◆ **WRITTEN TASK**: Copy out the entries exactly, from the first line to the last.

◆ **DATA**:
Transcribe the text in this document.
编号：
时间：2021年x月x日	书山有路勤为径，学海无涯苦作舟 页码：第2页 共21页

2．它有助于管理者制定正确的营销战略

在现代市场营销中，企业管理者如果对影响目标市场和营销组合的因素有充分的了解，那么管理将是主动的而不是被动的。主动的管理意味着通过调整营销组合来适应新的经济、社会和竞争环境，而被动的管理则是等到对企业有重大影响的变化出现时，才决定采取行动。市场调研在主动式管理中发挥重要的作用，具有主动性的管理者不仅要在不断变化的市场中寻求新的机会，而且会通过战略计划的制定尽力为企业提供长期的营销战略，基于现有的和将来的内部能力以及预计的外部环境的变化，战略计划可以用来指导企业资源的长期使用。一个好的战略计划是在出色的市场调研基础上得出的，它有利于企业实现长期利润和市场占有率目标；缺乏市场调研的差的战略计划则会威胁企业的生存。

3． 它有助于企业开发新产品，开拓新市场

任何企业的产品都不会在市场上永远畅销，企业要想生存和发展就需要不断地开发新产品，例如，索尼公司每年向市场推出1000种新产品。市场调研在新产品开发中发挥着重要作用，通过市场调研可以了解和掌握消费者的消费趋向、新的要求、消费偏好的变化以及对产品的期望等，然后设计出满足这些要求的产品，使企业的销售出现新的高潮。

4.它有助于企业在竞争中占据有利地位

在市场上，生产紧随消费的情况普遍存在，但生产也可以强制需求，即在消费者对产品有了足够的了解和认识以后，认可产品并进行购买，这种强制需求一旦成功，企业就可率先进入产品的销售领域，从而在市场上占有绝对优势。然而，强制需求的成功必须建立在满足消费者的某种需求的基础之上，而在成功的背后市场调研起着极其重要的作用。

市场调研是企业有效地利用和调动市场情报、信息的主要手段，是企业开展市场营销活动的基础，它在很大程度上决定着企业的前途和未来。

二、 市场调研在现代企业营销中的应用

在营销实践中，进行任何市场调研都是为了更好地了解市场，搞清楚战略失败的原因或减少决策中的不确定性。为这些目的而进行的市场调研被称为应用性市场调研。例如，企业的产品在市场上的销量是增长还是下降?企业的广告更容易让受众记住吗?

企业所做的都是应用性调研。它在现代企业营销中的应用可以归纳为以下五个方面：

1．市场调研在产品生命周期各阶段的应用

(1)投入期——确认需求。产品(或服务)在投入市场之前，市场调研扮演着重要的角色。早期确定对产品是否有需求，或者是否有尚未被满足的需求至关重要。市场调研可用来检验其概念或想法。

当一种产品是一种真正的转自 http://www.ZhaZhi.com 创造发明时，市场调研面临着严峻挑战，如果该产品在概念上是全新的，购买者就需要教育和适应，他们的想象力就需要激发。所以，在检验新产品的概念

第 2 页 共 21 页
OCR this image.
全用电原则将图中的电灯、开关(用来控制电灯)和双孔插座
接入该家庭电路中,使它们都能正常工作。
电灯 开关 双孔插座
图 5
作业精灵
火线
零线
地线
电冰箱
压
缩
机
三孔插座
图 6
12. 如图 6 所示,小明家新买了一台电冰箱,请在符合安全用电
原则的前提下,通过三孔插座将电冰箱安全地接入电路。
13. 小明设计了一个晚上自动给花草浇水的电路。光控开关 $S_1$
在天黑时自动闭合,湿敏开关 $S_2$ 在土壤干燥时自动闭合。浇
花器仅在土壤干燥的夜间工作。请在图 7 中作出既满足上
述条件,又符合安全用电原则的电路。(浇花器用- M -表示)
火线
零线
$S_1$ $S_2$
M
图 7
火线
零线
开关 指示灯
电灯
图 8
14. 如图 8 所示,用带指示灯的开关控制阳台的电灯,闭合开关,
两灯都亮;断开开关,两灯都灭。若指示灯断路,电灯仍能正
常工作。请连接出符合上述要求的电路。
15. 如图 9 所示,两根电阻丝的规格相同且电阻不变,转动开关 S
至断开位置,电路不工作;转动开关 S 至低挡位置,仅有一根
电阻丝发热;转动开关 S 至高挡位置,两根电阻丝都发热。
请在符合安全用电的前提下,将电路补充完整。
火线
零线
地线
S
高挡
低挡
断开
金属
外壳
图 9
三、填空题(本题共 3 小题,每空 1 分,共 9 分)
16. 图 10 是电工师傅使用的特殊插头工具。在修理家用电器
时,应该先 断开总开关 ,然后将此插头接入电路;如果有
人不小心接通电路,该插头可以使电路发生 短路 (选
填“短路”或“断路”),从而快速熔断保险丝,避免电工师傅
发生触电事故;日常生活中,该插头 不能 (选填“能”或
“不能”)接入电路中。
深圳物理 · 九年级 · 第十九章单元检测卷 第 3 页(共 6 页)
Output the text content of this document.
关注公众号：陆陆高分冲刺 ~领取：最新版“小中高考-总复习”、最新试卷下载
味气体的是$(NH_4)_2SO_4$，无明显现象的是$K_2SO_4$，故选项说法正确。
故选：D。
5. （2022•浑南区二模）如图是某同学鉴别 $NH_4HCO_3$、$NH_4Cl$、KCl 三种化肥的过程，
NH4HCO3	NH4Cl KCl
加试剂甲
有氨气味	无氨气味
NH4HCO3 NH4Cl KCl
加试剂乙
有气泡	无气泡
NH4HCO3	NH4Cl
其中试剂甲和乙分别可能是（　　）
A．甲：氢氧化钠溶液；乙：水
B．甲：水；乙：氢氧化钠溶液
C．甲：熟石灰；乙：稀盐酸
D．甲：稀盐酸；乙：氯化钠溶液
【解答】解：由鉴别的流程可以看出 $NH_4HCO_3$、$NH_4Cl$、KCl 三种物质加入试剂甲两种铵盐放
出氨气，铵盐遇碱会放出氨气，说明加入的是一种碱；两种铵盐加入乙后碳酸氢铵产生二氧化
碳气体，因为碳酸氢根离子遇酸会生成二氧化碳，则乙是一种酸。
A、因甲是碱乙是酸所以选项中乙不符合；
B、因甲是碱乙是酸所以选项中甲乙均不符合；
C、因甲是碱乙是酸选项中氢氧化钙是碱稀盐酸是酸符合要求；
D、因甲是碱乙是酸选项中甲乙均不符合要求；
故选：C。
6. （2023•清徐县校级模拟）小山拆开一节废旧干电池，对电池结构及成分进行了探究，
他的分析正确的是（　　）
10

◆ **REPLY TO THE TASK**:
Transcribe the text in this document.
编号：
时间：2021年x月x日	书山有路勤为径，学海无涯苦作舟 页码：第2页 共21页

2．它有助于管理者制定正确的营销战略

在现代市场营销中，企业管理者如果对影响目标市场和营销组合的因素有充分的了解，那么管理将是主动的而不是被动的。主动的管理意味着通过调整营销组合来适应新的经济、社会和竞争环境，而被动的管理则是等到对企业有重大影响的变化出现时，才决定采取行动。市场调研在主动式管理中发挥重要的作用，具有主动性的管理者不仅要在不断变化的市场中寻求新的机会，而且会通过战略计划的制定尽力为企业提供长期的营销战略，基于现有的和将来的内部能力以及预计的外部环境的变化，战略计划可以用来指导企业资源的长期使用。一个好的战略计划是在出色的市场调研基础上得出的，它有利于企业实现长期利润和市场占有率目标；缺乏市场调研的差的战略计划则会威胁企业的生存。

3． 它有助于企业开发新产品，开拓新市场

任何企业的产品都不会在市场上永远畅销，企业要想生存和发展就需要不断地开发新产品，例如，索尼公司每年向市场推出1000种新产品。市场调研在新产品开发中发挥着重要作用，通过市场调研可以了解和掌握消费者的消费趋向、新的要求、消费偏好的变化以及对产品的期望等，然后设计出满足这些要求的产品，使企业的销售出现新的高潮。

4.它有助于企业在竞争中占据有利地位

在市场上，生产紧随消费的情况普遍存在，但生产也可以强制需求，即在消费者对产品有了足够的了解和认识以后，认可产品并进行购买，这种强制需求一旦成功，企业就可率先进入产品的销售领域，从而在市场上占有绝对优势。然而，强制需求的成功必须建立在满足消费者的某种需求的基础之上，而在成功的背后市场调研起着极其重要的作用。

市场调研是企业有效地利用和调动市场情报、信息的主要手段，是企业开展市场营销活动的基础，它在很大程度上决定着企业的前途和未来。

二、 市场调研在现代企业营销中的应用

在营销实践中，进行任何市场调研都是为了更好地了解市场，搞清楚战略失败的原因或减少决策中的不确定性。为这些目的而进行的市场调研被称为应用性市场调研。例如，企业的产品在市场上的销量是增长还是下降?企业的广告更容易让受众记住吗?

企业所做的都是应用性调研。它在现代企业营销中的应用可以归纳为以下五个方面：

1．市场调研在产品生命周期各阶段的应用

(1)投入期——确认需求。产品(或服务)在投入市场之前，市场调研扮演着重要的角色。早期确定对产品是否有需求，或者是否有尚未被满足的需求至关重要。市场调研可用来检验其概念或想法。

当一种产品是一种真正的转自 http://www.ZhaZhi.com 创造发明时，市场调研面临着严峻挑战，如果该产品在概念上是全新的，购买者就需要教育和适应，他们的想象力就需要激发。所以，在检验新产品的概念

第 2 页 共 21 页
OCR this image.
全用电原则将图中的电灯、开关(用来控制电灯)和双孔插座
接入该家庭电路中,使它们都能正常工作。
电灯 开关 双孔插座
图 5
作业精灵
火线
零线
地线
电冰箱
压
缩
机
三孔插座
图 6
12. 如图 6 所示,小明家新买了一台电冰箱,请在符合安全用电
原则的前提下,通过三孔插座将电冰箱安全地接入电路。
13. 小明设计了一个晚上自动给花草浇水的电路。光控开关 $S_1$
在天黑时自动闭合,湿敏开关 $S_2$ 在土壤干燥时自动闭合。浇
花器仅在土壤干燥的夜间工作。请在图 7 中作出既满足上
述条件,又符合安全用电原则的电路。(浇花器用- M -表示)
火线
零线
$S_1$ $S_2$
M
图 7
火线
零线
开关 指示灯
电灯
图 8
14. 如图 8 所示,用带指示灯的开关控制阳台的电灯,闭合开关,
两灯都亮;断开开关,两灯都灭。若指示灯断路,电灯仍能正
常工作。请连接出符合上述要求的电路。
15. 如图 9 所示,两根电阻丝的规格相同且电阻不变,转动开关 S
至断开位置,电路不工作;转动开关 S 至低挡位置,仅有一根
电阻丝发热;转动开关 S 至高挡位置,两根电阻丝都发热。
请在符合安全用电的前提下,将电路补充完整。
火线
零线
地线
S
高挡
低挡
断开
金属
外壳
图 9
三、填空题(本题共 3 小题,每空 1 分,共 9 分)
16. 图 10 是电工师傅使用的特殊插头工具。在修理家用电器
时,应该先 断开总开关 ,然后将此插头接入电路;如果有
人不小心接通电路,该插头可以使电路发生 短路 (选
填“短路”或“断路”),从而快速熔断保险丝,避免电工师傅
发生触电事故;日常生活中,该插头 不能 (选填“能”或
“不能”)接入电路中。
深圳物理 · 九年级 · 第十九章单元检测卷 第 3 页(共 6 页)
Output the text content of this document.
关注公众号：陆陆高分冲刺 ~领取：最新版“小中高考-总复习”、最新试卷下载
味气体的是$(NH_4)_2SO_4$，无明显现象的是$K_2SO_4$，故选项说法正确。
故选：D。
5. （2022•浑南区二模）如图是某同学鉴别 $NH_4HCO_3$、$NH_4Cl$、KCl 三种化肥的过程，
NH4HCO3	NH4Cl KCl
加试剂甲
有氨气味	无氨气味
NH4HCO3 NH4Cl KCl
加试剂乙
有气泡	无气泡
NH4HCO3	NH4Cl
其中试剂甲和乙分别可能是（　　）
A．甲：氢氧化钠溶液；乙：水
B．甲：水；乙：氢氧化钠溶液
C．甲：熟石灰；乙：稀盐酸
D．甲：稀盐酸；乙：氯化钠溶液
【解答】解：由鉴别的流程可以看出 $NH_4HCO_3$、$NH_4Cl$、KCl 三种物质加入试剂甲两种铵盐放
出氨气，铵盐遇碱会放出氨气，说明加入的是一种碱；两种铵盐加入乙后碳酸氢铵产生二氧化
碳气体，因为碳酸氢根离子遇酸会生成二氧化碳，则乙是一种酸。
A、因甲是碱乙是酸所以选项中乙不符合；
B、因甲是碱乙是酸所以选项中甲乙均不符合；
C、因甲是碱乙是酸选项中氢氧化钙是碱稀盐酸是酸符合要求；
D、因甲是碱乙是酸选项中甲乙均不符合要求；
故选：C。
6. （2023•清徐县校级模拟）小山拆开一节废旧干电池，对电池结构及成分进行了探究，
他的分析正确的是（　　）
10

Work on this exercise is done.